### Stated goal
Word for word, quote all of the material, omitting the pictures.

### Task inputs

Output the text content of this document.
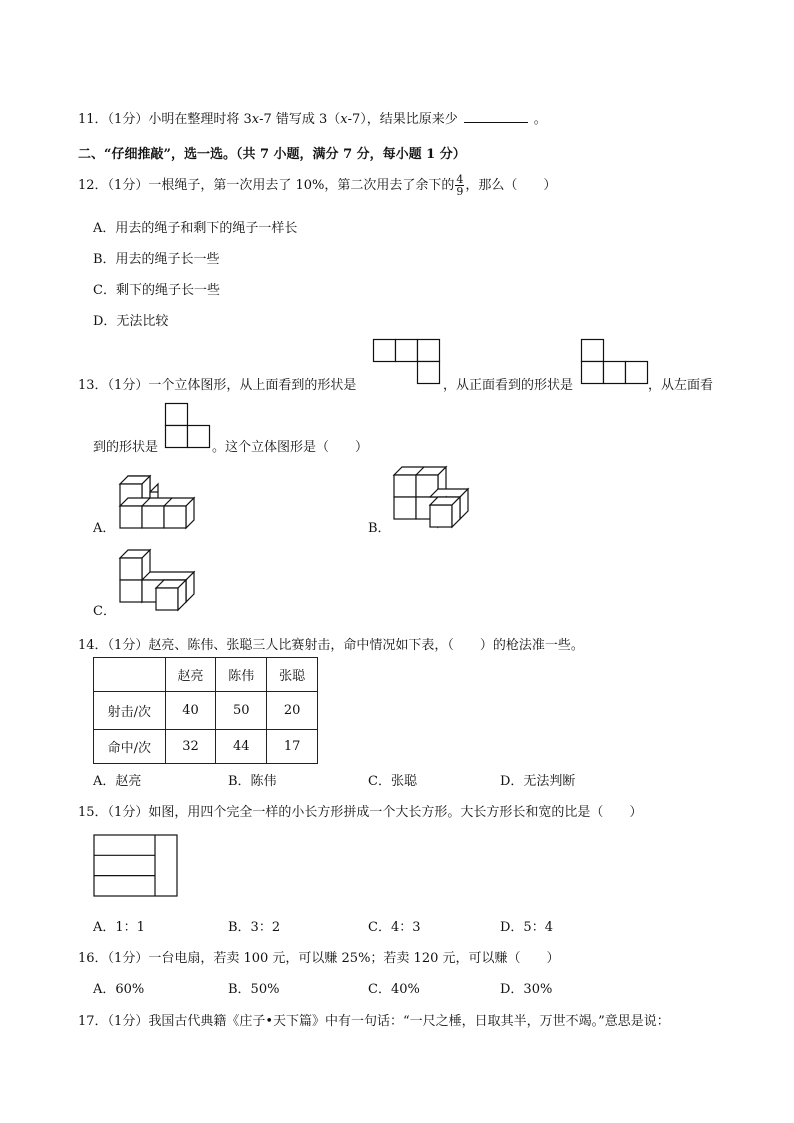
11．（1分）小明在整理时将 3x-7 错写成 3（x-7），结果比原来少	。
二、“仔细推敲”，选一选。（共 7 小题，满分 7 分，每小题 1 分）
12．（1分）一根绳子，第一次用去了 10%，第二次用去了余下的 $\frac{4}{9}$ ，那么（　　）
A．用去的绳子和剩下的绳子一样长
B．用去的绳子长一些
C．剩下的绳子长一些
D．无法比较
13．（1分）一个立体图形，从上面看到的形状是	，从正面看到的形状是	，从左面看
到的形状是	。这个立体图形是（　　）
A．	B．
C．
14．（1分）赵亮、陈伟、张聪三人比赛射击，命中情况如下表，（　　）的枪法准一些。
	赵亮	陈伟	张聪
射击/次	40	50	20
命中/次	32	44	17
A．赵亮	B．陈伟	C．张聪	D．无法判断
15．（1分）如图，用四个完全一样的小长方形拼成一个大长方形。大长方形长和宽的比是（　　）
A．1：1	B．3：2	C．4：3	D．5：4
16．（1分）一台电扇，若卖 100 元，可以赚 25%；若卖 120 元，可以赚（　　）
A．60%	B．50%	C．40%	D．30%
17．（1分）我国古代典籍《庄子•天下篇》中有一句话：“一尺之棰，日取其半，万世不竭。”意思是说：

### Answer to the problem
Output the text content of this document.
11．（1分）小明在整理时将 3x-7 错写成 3（x-7），结果比原来少	。
二、“仔细推敲”，选一选。（共 7 小题，满分 7 分，每小题 1 分）
12．（1分）一根绳子，第一次用去了 10%，第二次用去了余下的 $\frac{4}{9}$ ，那么（　　）
A．用去的绳子和剩下的绳子一样长
B．用去的绳子长一些
C．剩下的绳子长一些
D．无法比较
13．（1分）一个立体图形，从上面看到的形状是	，从正面看到的形状是	，从左面看
到的形状是	。这个立体图形是（　　）
A．	B．
C．
14．（1分）赵亮、陈伟、张聪三人比赛射击，命中情况如下表，（　　）的枪法准一些。
	赵亮	陈伟	张聪
射击/次	40	50	20
命中/次	32	44	17
A．赵亮	B．陈伟	C．张聪	D．无法判断
15．（1分）如图，用四个完全一样的小长方形拼成一个大长方形。大长方形长和宽的比是（　　）
A．1：1	B．3：2	C．4：3	D．5：4
16．（1分）一台电扇，若卖 100 元，可以赚 25%；若卖 120 元，可以赚（　　）
A．60%	B．50%	C．40%	D．30%
17．（1分）我国古代典籍《庄子•天下篇》中有一句话：“一尺之棰，日取其半，万世不竭。”意思是说：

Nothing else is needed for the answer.